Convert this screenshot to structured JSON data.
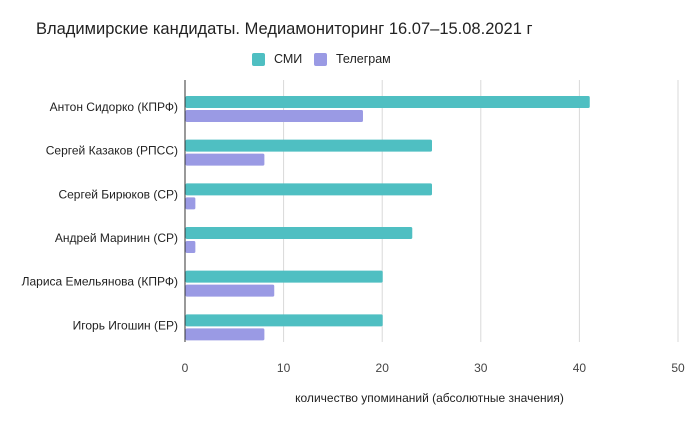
{
  "chart_data": {
    "type": "bar",
    "orientation": "horizontal",
    "title": "Владимирские кандидаты. Медиамониторинг 16.07–15.08.2021 г",
    "xlabel": "количество упоминаний (абсолютные значения)",
    "ylabel": "",
    "categories": [
      "Антон Сидорко (КПРФ)",
      "Сергей Казаков (РПСС)",
      "Сергей Бирюков (СР)",
      "Андрей Маринин (СР)",
      "Лариса Емельянова (КПРФ)",
      "Игорь Игошин (ЕР)"
    ],
    "series": [
      {
        "name": "СМИ",
        "color": "#4fbfc2",
        "values": [
          41,
          25,
          25,
          23,
          20,
          20
        ]
      },
      {
        "name": "Телеграм",
        "color": "#9a9ae4",
        "values": [
          18,
          8,
          1,
          1,
          9,
          8
        ]
      }
    ],
    "xlim": [
      0,
      50
    ],
    "xticks": [
      "0",
      "10",
      "20",
      "30",
      "40",
      "50"
    ],
    "grid": true,
    "legend_position": "top"
  }
}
━━━━━━━━━━
AIM OF THE EXERCISE: The word "Сергей" may turn up on some lines of these records; say how many, with no other words.

TASK SOLUTION: 2